WHAT YOU SHOULD DO:
Each line containing the word "Preflight" should be found and copied.

>>>>>

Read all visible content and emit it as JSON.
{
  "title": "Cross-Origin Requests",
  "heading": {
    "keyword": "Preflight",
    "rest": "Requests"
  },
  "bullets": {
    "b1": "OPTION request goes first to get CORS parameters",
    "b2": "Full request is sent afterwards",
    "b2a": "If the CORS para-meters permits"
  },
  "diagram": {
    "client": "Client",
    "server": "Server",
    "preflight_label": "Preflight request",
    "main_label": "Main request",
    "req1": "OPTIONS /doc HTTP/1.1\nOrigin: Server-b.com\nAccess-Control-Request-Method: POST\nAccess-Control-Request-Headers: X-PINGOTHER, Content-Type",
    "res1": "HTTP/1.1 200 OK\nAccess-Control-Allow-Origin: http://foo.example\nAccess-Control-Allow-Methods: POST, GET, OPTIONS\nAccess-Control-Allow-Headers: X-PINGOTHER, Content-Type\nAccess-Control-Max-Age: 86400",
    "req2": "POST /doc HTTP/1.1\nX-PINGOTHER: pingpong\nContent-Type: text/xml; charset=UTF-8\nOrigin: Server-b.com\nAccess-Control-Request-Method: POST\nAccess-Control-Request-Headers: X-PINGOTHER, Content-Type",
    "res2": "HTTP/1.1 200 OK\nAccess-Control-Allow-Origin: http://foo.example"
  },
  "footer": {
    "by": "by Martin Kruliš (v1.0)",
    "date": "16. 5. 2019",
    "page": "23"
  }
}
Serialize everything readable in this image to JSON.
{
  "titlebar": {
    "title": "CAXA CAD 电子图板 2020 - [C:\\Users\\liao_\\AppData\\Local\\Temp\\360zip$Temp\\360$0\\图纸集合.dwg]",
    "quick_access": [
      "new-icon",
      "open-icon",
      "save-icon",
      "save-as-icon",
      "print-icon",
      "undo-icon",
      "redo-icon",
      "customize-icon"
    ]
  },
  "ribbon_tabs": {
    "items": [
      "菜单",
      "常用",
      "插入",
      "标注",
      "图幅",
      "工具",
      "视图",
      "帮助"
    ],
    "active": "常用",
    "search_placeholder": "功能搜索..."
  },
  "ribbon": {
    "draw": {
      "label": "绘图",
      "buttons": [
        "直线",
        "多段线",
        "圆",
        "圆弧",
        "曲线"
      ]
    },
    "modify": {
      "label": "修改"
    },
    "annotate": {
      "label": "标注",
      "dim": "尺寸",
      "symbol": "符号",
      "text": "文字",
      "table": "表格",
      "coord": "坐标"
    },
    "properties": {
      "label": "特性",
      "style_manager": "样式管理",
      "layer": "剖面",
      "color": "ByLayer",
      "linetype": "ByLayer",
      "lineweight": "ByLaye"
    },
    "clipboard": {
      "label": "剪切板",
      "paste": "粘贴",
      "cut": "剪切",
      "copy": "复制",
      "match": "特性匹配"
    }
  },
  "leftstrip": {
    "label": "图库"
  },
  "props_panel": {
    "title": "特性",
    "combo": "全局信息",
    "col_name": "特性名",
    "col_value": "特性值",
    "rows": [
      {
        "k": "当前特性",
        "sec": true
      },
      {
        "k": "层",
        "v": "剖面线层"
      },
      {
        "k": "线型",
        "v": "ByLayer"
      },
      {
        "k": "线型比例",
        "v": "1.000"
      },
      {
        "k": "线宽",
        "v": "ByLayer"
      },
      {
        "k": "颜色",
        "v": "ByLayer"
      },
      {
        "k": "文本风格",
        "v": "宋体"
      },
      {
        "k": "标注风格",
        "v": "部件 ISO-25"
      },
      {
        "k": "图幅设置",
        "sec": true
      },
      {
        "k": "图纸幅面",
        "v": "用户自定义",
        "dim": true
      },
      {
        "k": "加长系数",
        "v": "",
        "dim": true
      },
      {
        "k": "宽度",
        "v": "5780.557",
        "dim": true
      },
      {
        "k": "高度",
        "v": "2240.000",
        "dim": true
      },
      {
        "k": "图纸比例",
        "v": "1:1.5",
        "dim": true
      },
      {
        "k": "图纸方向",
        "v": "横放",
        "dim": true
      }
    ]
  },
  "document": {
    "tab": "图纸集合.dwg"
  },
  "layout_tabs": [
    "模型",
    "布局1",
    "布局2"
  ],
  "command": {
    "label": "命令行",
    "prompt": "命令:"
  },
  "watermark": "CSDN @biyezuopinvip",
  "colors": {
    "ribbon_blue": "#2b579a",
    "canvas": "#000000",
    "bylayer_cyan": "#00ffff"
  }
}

<<<<<

TASK SOLUTION:
    "keyword": "Preflight",
    "preflight_label": "Preflight request",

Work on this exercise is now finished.